_YOUR INSTRUCTIONS_
Print each line of the listing once more, precisely as given.

_SUPPLIED RECORDS_
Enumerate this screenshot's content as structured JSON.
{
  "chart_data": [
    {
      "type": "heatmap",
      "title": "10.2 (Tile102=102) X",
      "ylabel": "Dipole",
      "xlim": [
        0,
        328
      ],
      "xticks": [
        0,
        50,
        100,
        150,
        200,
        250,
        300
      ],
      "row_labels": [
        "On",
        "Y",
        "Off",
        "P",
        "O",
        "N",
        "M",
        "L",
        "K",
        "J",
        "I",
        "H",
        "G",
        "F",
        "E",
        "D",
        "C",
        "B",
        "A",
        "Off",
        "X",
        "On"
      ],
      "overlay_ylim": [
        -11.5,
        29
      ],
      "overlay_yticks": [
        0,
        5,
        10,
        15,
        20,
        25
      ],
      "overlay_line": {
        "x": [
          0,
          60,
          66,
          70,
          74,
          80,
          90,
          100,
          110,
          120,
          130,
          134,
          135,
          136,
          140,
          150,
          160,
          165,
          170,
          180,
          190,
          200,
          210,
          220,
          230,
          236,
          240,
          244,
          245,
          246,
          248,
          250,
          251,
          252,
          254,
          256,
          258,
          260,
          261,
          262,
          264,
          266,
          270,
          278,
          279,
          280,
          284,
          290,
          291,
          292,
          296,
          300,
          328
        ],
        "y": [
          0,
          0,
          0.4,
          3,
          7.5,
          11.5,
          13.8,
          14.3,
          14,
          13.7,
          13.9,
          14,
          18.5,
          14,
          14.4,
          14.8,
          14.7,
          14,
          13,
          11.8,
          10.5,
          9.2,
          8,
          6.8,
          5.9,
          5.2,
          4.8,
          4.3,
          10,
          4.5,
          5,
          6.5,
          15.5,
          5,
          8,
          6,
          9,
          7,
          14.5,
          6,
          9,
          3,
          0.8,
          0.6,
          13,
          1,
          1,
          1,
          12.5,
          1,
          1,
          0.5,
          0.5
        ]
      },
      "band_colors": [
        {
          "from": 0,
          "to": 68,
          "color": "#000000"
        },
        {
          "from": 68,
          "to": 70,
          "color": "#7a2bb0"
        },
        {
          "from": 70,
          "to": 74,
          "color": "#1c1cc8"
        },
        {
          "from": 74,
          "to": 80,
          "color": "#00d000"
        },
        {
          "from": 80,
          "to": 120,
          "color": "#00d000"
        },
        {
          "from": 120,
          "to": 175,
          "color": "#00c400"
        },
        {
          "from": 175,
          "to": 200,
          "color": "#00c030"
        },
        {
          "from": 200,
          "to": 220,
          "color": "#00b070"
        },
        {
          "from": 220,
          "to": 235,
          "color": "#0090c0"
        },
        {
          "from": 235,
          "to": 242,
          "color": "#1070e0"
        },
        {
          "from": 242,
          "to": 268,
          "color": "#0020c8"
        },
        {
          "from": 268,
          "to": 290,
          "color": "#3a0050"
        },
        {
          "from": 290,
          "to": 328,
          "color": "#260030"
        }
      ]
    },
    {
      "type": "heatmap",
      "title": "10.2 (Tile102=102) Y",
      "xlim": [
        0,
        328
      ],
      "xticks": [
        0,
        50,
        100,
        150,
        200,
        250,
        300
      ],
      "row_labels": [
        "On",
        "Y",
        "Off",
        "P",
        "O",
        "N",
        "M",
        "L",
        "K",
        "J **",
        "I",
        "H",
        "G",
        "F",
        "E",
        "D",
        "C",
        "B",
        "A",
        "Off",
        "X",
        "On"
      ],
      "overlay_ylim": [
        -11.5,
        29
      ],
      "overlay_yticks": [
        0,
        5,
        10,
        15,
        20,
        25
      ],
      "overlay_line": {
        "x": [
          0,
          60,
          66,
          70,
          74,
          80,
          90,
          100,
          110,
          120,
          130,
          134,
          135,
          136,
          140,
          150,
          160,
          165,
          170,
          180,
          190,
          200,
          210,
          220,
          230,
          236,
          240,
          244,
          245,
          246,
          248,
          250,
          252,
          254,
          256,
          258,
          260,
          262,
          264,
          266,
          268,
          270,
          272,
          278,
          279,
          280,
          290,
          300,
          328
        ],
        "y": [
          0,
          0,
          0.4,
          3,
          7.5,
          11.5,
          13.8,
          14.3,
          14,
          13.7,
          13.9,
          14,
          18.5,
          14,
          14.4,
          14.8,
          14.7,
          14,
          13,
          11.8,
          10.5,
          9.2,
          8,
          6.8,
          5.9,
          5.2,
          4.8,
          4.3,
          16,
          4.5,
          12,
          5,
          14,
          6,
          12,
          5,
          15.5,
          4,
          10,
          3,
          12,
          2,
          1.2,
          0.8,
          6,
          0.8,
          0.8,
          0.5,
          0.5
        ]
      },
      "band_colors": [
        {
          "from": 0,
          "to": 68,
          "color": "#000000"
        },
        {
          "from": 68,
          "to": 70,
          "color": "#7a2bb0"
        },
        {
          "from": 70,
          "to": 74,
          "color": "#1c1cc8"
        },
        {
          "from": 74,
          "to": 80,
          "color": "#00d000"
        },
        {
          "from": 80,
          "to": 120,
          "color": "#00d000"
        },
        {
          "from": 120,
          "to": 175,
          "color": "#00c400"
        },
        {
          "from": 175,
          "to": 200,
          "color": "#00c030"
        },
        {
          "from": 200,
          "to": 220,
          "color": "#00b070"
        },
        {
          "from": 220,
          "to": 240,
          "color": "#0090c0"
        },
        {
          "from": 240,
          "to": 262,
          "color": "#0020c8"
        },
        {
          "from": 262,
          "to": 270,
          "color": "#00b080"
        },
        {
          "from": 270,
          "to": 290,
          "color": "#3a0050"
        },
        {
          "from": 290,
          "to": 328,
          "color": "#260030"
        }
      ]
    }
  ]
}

_FINISHED EXERCISE_
Enumerate this screenshot's content as structured JSON.
{
  "chart_data": [
    {
      "type": "heatmap",
      "title": "10.2 (Tile102=102) X",
      "ylabel": "Dipole",
      "xlim": [
        0,
        328
      ],
      "xticks": [
        0,
        50,
        100,
        150,
        200,
        250,
        300
      ],
      "row_labels": [
        "On",
        "Y",
        "Off",
        "P",
        "O",
        "N",
        "M",
        "L",
        "K",
        "J",
        "I",
        "H",
        "G",
        "F",
        "E",
        "D",
        "C",
        "B",
        "A",
        "Off",
        "X",
        "On"
      ],
      "overlay_ylim": [
        -11.5,
        29
      ],
      "overlay_yticks": [
        0,
        5,
        10,
        15,
        20,
        25
      ],
      "overlay_line": {
        "x": [
          0,
          60,
          66,
          70,
          74,
          80,
          90,
          100,
          110,
          120,
          130,
          134,
          135,
          136,
          140,
          150,
          160,
          165,
          170,
          180,
          190,
          200,
          210,
          220,
          230,
          236,
          240,
          244,
          245,
          246,
          248,
          250,
          251,
          252,
          254,
          256,
          258,
          260,
          261,
          262,
          264,
          266,
          270,
          278,
          279,
          280,
          284,
          290,
          291,
          292,
          296,
          300,
          328
        ],
        "y": [
          0,
          0,
          0.4,
          3,
          7.5,
          11.5,
          13.8,
          14.3,
          14,
          13.7,
          13.9,
          14,
          18.5,
          14,
          14.4,
          14.8,
          14.7,
          14,
          13,
          11.8,
          10.5,
          9.2,
          8,
          6.8,
          5.9,
          5.2,
          4.8,
          4.3,
          10,
          4.5,
          5,
          6.5,
          15.5,
          5,
          8,
          6,
          9,
          7,
          14.5,
          6,
          9,
          3,
          0.8,
          0.6,
          13,
          1,
          1,
          1,
          12.5,
          1,
          1,
          0.5,
          0.5
        ]
      },
      "band_colors": [
        {
          "from": 0,
          "to": 68,
          "color": "#000000"
        },
        {
          "from": 68,
          "to": 70,
          "color": "#7a2bb0"
        },
        {
          "from": 70,
          "to": 74,
          "color": "#1c1cc8"
        },
        {
          "from": 74,
          "to": 80,
          "color": "#00d000"
        },
        {
          "from": 80,
          "to": 120,
          "color": "#00d000"
        },
        {
          "from": 120,
          "to": 175,
          "color": "#00c400"
        },
        {
          "from": 175,
          "to": 200,
          "color": "#00c030"
        },
        {
          "from": 200,
          "to": 220,
          "color": "#00b070"
        },
        {
          "from": 220,
          "to": 235,
          "color": "#0090c0"
        },
        {
          "from": 235,
          "to": 242,
          "color": "#1070e0"
        },
        {
          "from": 242,
          "to": 268,
          "color": "#0020c8"
        },
        {
          "from": 268,
          "to": 290,
          "color": "#3a0050"
        },
        {
          "from": 290,
          "to": 328,
          "color": "#260030"
        }
      ]
    },
    {
      "type": "heatmap",
      "title": "10.2 (Tile102=102) Y",
      "xlim": [
        0,
        328
      ],
      "xticks": [
        0,
        50,
        100,
        150,
        200,
        250,
        300
      ],
      "row_labels": [
        "On",
        "Y",
        "Off",
        "P",
        "O",
        "N",
        "M",
        "L",
        "K",
        "J **",
        "I",
        "H",
        "G",
        "F",
        "E",
        "D",
        "C",
        "B",
        "A",
        "Off",
        "X",
        "On"
      ],
      "overlay_ylim": [
        -11.5,
        29
      ],
      "overlay_yticks": [
        0,
        5,
        10,
        15,
        20,
        25
      ],
      "overlay_line": {
        "x": [
          0,
          60,
          66,
          70,
          74,
          80,
          90,
          100,
          110,
          120,
          130,
          134,
          135,
          136,
          140,
          150,
          160,
          165,
          170,
          180,
          190,
          200,
          210,
          220,
          230,
          236,
          240,
          244,
          245,
          246,
          248,
          250,
          252,
          254,
          256,
          258,
          260,
          262,
          264,
          266,
          268,
          270,
          272,
          278,
          279,
          280,
          290,
          300,
          328
        ],
        "y": [
          0,
          0,
          0.4,
          3,
          7.5,
          11.5,
          13.8,
          14.3,
          14,
          13.7,
          13.9,
          14,
          18.5,
          14,
          14.4,
          14.8,
          14.7,
          14,
          13,
          11.8,
          10.5,
          9.2,
          8,
          6.8,
          5.9,
          5.2,
          4.8,
          4.3,
          16,
          4.5,
          12,
          5,
          14,
          6,
          12,
          5,
          15.5,
          4,
          10,
          3,
          12,
          2,
          1.2,
          0.8,
          6,
          0.8,
          0.8,
          0.5,
          0.5
        ]
      },
      "band_colors": [
        {
          "from": 0,
          "to": 68,
          "color": "#000000"
        },
        {
          "from": 68,
          "to": 70,
          "color": "#7a2bb0"
        },
        {
          "from": 70,
          "to": 74,
          "color": "#1c1cc8"
        },
        {
          "from": 74,
          "to": 80,
          "color": "#00d000"
        },
        {
          "from": 80,
          "to": 120,
          "color": "#00d000"
        },
        {
          "from": 120,
          "to": 175,
          "color": "#00c400"
        },
        {
          "from": 175,
          "to": 200,
          "color": "#00c030"
        },
        {
          "from": 200,
          "to": 220,
          "color": "#00b070"
        },
        {
          "from": 220,
          "to": 240,
          "color": "#0090c0"
        },
        {
          "from": 240,
          "to": 262,
          "color": "#0020c8"
        },
        {
          "from": 262,
          "to": 270,
          "color": "#00b080"
        },
        {
          "from": 270,
          "to": 290,
          "color": "#3a0050"
        },
        {
          "from": 290,
          "to": 328,
          "color": "#260030"
        }
      ]
    }
  ]
}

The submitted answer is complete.